#### INPUT:

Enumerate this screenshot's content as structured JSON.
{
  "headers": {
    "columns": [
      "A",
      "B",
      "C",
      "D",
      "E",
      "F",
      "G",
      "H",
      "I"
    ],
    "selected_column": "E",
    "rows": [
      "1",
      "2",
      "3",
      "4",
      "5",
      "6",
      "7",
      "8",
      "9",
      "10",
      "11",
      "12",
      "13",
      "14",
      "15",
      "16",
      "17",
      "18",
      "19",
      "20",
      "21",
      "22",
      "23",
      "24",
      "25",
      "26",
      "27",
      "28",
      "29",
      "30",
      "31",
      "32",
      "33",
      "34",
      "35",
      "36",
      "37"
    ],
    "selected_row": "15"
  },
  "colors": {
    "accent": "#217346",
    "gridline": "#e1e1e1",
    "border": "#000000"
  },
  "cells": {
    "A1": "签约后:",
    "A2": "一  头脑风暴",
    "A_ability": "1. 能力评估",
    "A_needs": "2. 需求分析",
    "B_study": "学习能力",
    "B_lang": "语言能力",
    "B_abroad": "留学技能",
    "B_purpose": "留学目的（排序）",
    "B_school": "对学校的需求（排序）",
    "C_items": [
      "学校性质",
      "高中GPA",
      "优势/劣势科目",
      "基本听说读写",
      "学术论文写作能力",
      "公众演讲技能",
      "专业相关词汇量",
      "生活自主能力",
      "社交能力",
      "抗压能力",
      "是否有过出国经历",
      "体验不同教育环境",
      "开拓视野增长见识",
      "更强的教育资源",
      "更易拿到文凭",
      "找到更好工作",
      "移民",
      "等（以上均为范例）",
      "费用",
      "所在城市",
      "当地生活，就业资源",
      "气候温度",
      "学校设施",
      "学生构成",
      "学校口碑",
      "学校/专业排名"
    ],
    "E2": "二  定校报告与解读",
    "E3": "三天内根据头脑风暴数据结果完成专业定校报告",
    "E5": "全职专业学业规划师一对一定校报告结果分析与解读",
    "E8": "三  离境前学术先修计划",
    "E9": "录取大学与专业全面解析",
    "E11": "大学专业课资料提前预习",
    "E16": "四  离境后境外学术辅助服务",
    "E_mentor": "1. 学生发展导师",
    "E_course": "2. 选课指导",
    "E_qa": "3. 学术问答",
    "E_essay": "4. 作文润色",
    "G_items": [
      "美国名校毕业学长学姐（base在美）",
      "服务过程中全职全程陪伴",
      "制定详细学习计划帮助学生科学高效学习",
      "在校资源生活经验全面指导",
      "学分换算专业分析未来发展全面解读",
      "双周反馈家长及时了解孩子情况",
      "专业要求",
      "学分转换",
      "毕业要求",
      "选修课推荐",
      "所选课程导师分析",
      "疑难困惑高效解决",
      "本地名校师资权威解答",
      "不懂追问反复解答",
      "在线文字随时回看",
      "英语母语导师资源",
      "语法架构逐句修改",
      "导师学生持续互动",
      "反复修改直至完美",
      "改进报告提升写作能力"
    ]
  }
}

#### TASK GOAL:
Write out all of the records once more, exactly.

#### EXPECTED ANSWER:
Enumerate this screenshot's content as structured JSON.
{
  "headers": {
    "columns": [
      "A",
      "B",
      "C",
      "D",
      "E",
      "F",
      "G",
      "H",
      "I"
    ],
    "selected_column": "E",
    "rows": [
      "1",
      "2",
      "3",
      "4",
      "5",
      "6",
      "7",
      "8",
      "9",
      "10",
      "11",
      "12",
      "13",
      "14",
      "15",
      "16",
      "17",
      "18",
      "19",
      "20",
      "21",
      "22",
      "23",
      "24",
      "25",
      "26",
      "27",
      "28",
      "29",
      "30",
      "31",
      "32",
      "33",
      "34",
      "35",
      "36",
      "37"
    ],
    "selected_row": "15"
  },
  "colors": {
    "accent": "#217346",
    "gridline": "#e1e1e1",
    "border": "#000000"
  },
  "cells": {
    "A1": "签约后:",
    "A2": "一  头脑风暴",
    "A_ability": "1. 能力评估",
    "A_needs": "2. 需求分析",
    "B_study": "学习能力",
    "B_lang": "语言能力",
    "B_abroad": "留学技能",
    "B_purpose": "留学目的（排序）",
    "B_school": "对学校的需求（排序）",
    "C_items": [
      "学校性质",
      "高中GPA",
      "优势/劣势科目",
      "基本听说读写",
      "学术论文写作能力",
      "公众演讲技能",
      "专业相关词汇量",
      "生活自主能力",
      "社交能力",
      "抗压能力",
      "是否有过出国经历",
      "体验不同教育环境",
      "开拓视野增长见识",
      "更强的教育资源",
      "更易拿到文凭",
      "找到更好工作",
      "移民",
      "等（以上均为范例）",
      "费用",
      "所在城市",
      "当地生活，就业资源",
      "气候温度",
      "学校设施",
      "学生构成",
      "学校口碑",
      "学校/专业排名"
    ],
    "E2": "二  定校报告与解读",
    "E3": "三天内根据头脑风暴数据结果完成专业定校报告",
    "E5": "全职专业学业规划师一对一定校报告结果分析与解读",
    "E8": "三  离境前学术先修计划",
    "E9": "录取大学与专业全面解析",
    "E11": "大学专业课资料提前预习",
    "E16": "四  离境后境外学术辅助服务",
    "E_mentor": "1. 学生发展导师",
    "E_course": "2. 选课指导",
    "E_qa": "3. 学术问答",
    "E_essay": "4. 作文润色",
    "G_items": [
      "美国名校毕业学长学姐（base在美）",
      "服务过程中全职全程陪伴",
      "制定详细学习计划帮助学生科学高效学习",
      "在校资源生活经验全面指导",
      "学分换算专业分析未来发展全面解读",
      "双周反馈家长及时了解孩子情况",
      "专业要求",
      "学分转换",
      "毕业要求",
      "选修课推荐",
      "所选课程导师分析",
      "疑难困惑高效解决",
      "本地名校师资权威解答",
      "不懂追问反复解答",
      "在线文字随时回看",
      "英语母语导师资源",
      "语法架构逐句修改",
      "导师学生持续互动",
      "反复修改直至完美",
      "改进报告提升写作能力"
    ]
  }
}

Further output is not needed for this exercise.